> REQUIRED TASK
Repeat the material verbatim and drop the pictures.

Rows from a figure dataset
_____

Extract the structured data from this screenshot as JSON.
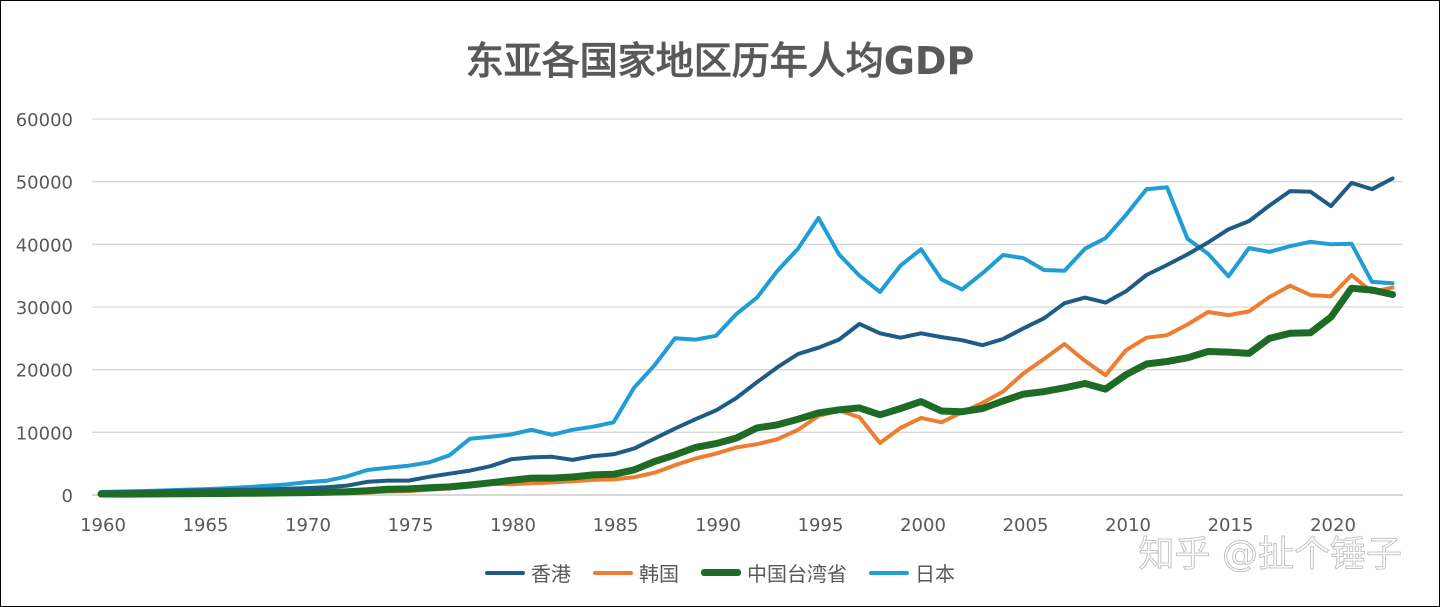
{
  "chart_data": {
    "type": "line",
    "title": "东亚各国家地区历年人均GDP",
    "xlabel": "",
    "ylabel": "",
    "ylim": [
      0,
      60000
    ],
    "xlim": [
      1960,
      2023
    ],
    "grid": true,
    "legend_position": "bottom",
    "y_ticks": [
      "0",
      "10000",
      "20000",
      "30000",
      "40000",
      "50000",
      "60000"
    ],
    "x_ticks": [
      "1960",
      "1965",
      "1970",
      "1975",
      "1980",
      "1985",
      "1990",
      "1995",
      "2000",
      "2005",
      "2010",
      "2015",
      "2020"
    ],
    "x": [
      1960,
      1961,
      1962,
      1963,
      1964,
      1965,
      1966,
      1967,
      1968,
      1969,
      1970,
      1971,
      1972,
      1973,
      1974,
      1975,
      1976,
      1977,
      1978,
      1979,
      1980,
      1981,
      1982,
      1983,
      1984,
      1985,
      1986,
      1987,
      1988,
      1989,
      1990,
      1991,
      1992,
      1993,
      1994,
      1995,
      1996,
      1997,
      1998,
      1999,
      2000,
      2001,
      2002,
      2003,
      2004,
      2005,
      2006,
      2007,
      2008,
      2009,
      2010,
      2011,
      2012,
      2013,
      2014,
      2015,
      2016,
      2017,
      2018,
      2019,
      2020,
      2021,
      2022,
      2023
    ],
    "series": [
      {
        "name": "香港",
        "color": "#1F5C85",
        "values": [
          430,
          470,
          530,
          600,
          690,
          770,
          800,
          850,
          880,
          1000,
          1100,
          1250,
          1500,
          2100,
          2300,
          2300,
          2900,
          3400,
          3900,
          4600,
          5700,
          6000,
          6100,
          5600,
          6200,
          6500,
          7400,
          9000,
          10600,
          12100,
          13500,
          15500,
          18000,
          20400,
          22500,
          23500,
          24800,
          27300,
          25800,
          25100,
          25800,
          25200,
          24700,
          23900,
          24900,
          26600,
          28200,
          30600,
          31500,
          30700,
          32500,
          35100,
          36700,
          38400,
          40300,
          42400,
          43700,
          46200,
          48500,
          48400,
          46100,
          49800,
          48800,
          50500
        ]
      },
      {
        "name": "韩国",
        "color": "#ED7D31",
        "values": [
          158,
          94,
          106,
          146,
          124,
          108,
          133,
          161,
          198,
          243,
          279,
          301,
          324,
          406,
          563,
          617,
          834,
          1055,
          1405,
          1783,
          1715,
          1883,
          1993,
          2199,
          2413,
          2482,
          2835,
          3555,
          4749,
          5817,
          6610,
          7600,
          8100,
          8900,
          10400,
          12600,
          13500,
          12400,
          8300,
          10700,
          12300,
          11600,
          13200,
          14700,
          16500,
          19400,
          21700,
          24100,
          21400,
          19100,
          23100,
          25100,
          25500,
          27200,
          29200,
          28700,
          29300,
          31600,
          33400,
          31900,
          31700,
          35100,
          32400,
          33100
        ]
      },
      {
        "name": "中国台湾省",
        "color": "#1E6B25",
        "values": [
          160,
          150,
          160,
          180,
          200,
          220,
          240,
          270,
          300,
          340,
          390,
          450,
          520,
          690,
          920,
          970,
          1160,
          1300,
          1600,
          1950,
          2350,
          2700,
          2700,
          2880,
          3200,
          3300,
          4000,
          5350,
          6400,
          7600,
          8200,
          9100,
          10700,
          11200,
          12100,
          13100,
          13600,
          13900,
          12800,
          13800,
          14900,
          13400,
          13300,
          13800,
          15000,
          16100,
          16500,
          17100,
          17800,
          16900,
          19200,
          20900,
          21300,
          21900,
          22900,
          22800,
          22600,
          25000,
          25800,
          25900,
          28400,
          33000,
          32700,
          32000
        ]
      },
      {
        "name": "日本",
        "color": "#1F9DD4",
        "values": [
          479,
          560,
          630,
          720,
          840,
          920,
          1060,
          1230,
          1450,
          1670,
          2040,
          2270,
          2970,
          3990,
          4350,
          4670,
          5200,
          6340,
          8990,
          9300,
          9660,
          10400,
          9600,
          10400,
          10900,
          11600,
          17100,
          20700,
          25000,
          24800,
          25400,
          28900,
          31500,
          35800,
          39300,
          44200,
          38400,
          35000,
          32400,
          36600,
          39200,
          34400,
          32800,
          35400,
          38300,
          37800,
          35900,
          35800,
          39300,
          41000,
          44700,
          48800,
          49100,
          40900,
          38500,
          34900,
          39400,
          38800,
          39700,
          40400,
          40000,
          40100,
          34000,
          33800
        ]
      }
    ]
  },
  "watermark": "知乎 @扯个锤子"
}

_____

> PROBLEM SOLUTION
Extract the structured data from this screenshot as JSON.
{
  "chart_data": {
    "type": "line",
    "title": "东亚各国家地区历年人均GDP",
    "xlabel": "",
    "ylabel": "",
    "ylim": [
      0,
      60000
    ],
    "xlim": [
      1960,
      2023
    ],
    "grid": true,
    "legend_position": "bottom",
    "y_ticks": [
      "0",
      "10000",
      "20000",
      "30000",
      "40000",
      "50000",
      "60000"
    ],
    "x_ticks": [
      "1960",
      "1965",
      "1970",
      "1975",
      "1980",
      "1985",
      "1990",
      "1995",
      "2000",
      "2005",
      "2010",
      "2015",
      "2020"
    ],
    "x": [
      1960,
      1961,
      1962,
      1963,
      1964,
      1965,
      1966,
      1967,
      1968,
      1969,
      1970,
      1971,
      1972,
      1973,
      1974,
      1975,
      1976,
      1977,
      1978,
      1979,
      1980,
      1981,
      1982,
      1983,
      1984,
      1985,
      1986,
      1987,
      1988,
      1989,
      1990,
      1991,
      1992,
      1993,
      1994,
      1995,
      1996,
      1997,
      1998,
      1999,
      2000,
      2001,
      2002,
      2003,
      2004,
      2005,
      2006,
      2007,
      2008,
      2009,
      2010,
      2011,
      2012,
      2013,
      2014,
      2015,
      2016,
      2017,
      2018,
      2019,
      2020,
      2021,
      2022,
      2023
    ],
    "series": [
      {
        "name": "香港",
        "color": "#1F5C85",
        "values": [
          430,
          470,
          530,
          600,
          690,
          770,
          800,
          850,
          880,
          1000,
          1100,
          1250,
          1500,
          2100,
          2300,
          2300,
          2900,
          3400,
          3900,
          4600,
          5700,
          6000,
          6100,
          5600,
          6200,
          6500,
          7400,
          9000,
          10600,
          12100,
          13500,
          15500,
          18000,
          20400,
          22500,
          23500,
          24800,
          27300,
          25800,
          25100,
          25800,
          25200,
          24700,
          23900,
          24900,
          26600,
          28200,
          30600,
          31500,
          30700,
          32500,
          35100,
          36700,
          38400,
          40300,
          42400,
          43700,
          46200,
          48500,
          48400,
          46100,
          49800,
          48800,
          50500
        ]
      },
      {
        "name": "韩国",
        "color": "#ED7D31",
        "values": [
          158,
          94,
          106,
          146,
          124,
          108,
          133,
          161,
          198,
          243,
          279,
          301,
          324,
          406,
          563,
          617,
          834,
          1055,
          1405,
          1783,
          1715,
          1883,
          1993,
          2199,
          2413,
          2482,
          2835,
          3555,
          4749,
          5817,
          6610,
          7600,
          8100,
          8900,
          10400,
          12600,
          13500,
          12400,
          8300,
          10700,
          12300,
          11600,
          13200,
          14700,
          16500,
          19400,
          21700,
          24100,
          21400,
          19100,
          23100,
          25100,
          25500,
          27200,
          29200,
          28700,
          29300,
          31600,
          33400,
          31900,
          31700,
          35100,
          32400,
          33100
        ]
      },
      {
        "name": "中国台湾省",
        "color": "#1E6B25",
        "values": [
          160,
          150,
          160,
          180,
          200,
          220,
          240,
          270,
          300,
          340,
          390,
          450,
          520,
          690,
          920,
          970,
          1160,
          1300,
          1600,
          1950,
          2350,
          2700,
          2700,
          2880,
          3200,
          3300,
          4000,
          5350,
          6400,
          7600,
          8200,
          9100,
          10700,
          11200,
          12100,
          13100,
          13600,
          13900,
          12800,
          13800,
          14900,
          13400,
          13300,
          13800,
          15000,
          16100,
          16500,
          17100,
          17800,
          16900,
          19200,
          20900,
          21300,
          21900,
          22900,
          22800,
          22600,
          25000,
          25800,
          25900,
          28400,
          33000,
          32700,
          32000
        ]
      },
      {
        "name": "日本",
        "color": "#1F9DD4",
        "values": [
          479,
          560,
          630,
          720,
          840,
          920,
          1060,
          1230,
          1450,
          1670,
          2040,
          2270,
          2970,
          3990,
          4350,
          4670,
          5200,
          6340,
          8990,
          9300,
          9660,
          10400,
          9600,
          10400,
          10900,
          11600,
          17100,
          20700,
          25000,
          24800,
          25400,
          28900,
          31500,
          35800,
          39300,
          44200,
          38400,
          35000,
          32400,
          36600,
          39200,
          34400,
          32800,
          35400,
          38300,
          37800,
          35900,
          35800,
          39300,
          41000,
          44700,
          48800,
          49100,
          40900,
          38500,
          34900,
          39400,
          38800,
          39700,
          40400,
          40000,
          40100,
          34000,
          33800
        ]
      }
    ]
  },
  "watermark": "知乎 @扯个锤子"
}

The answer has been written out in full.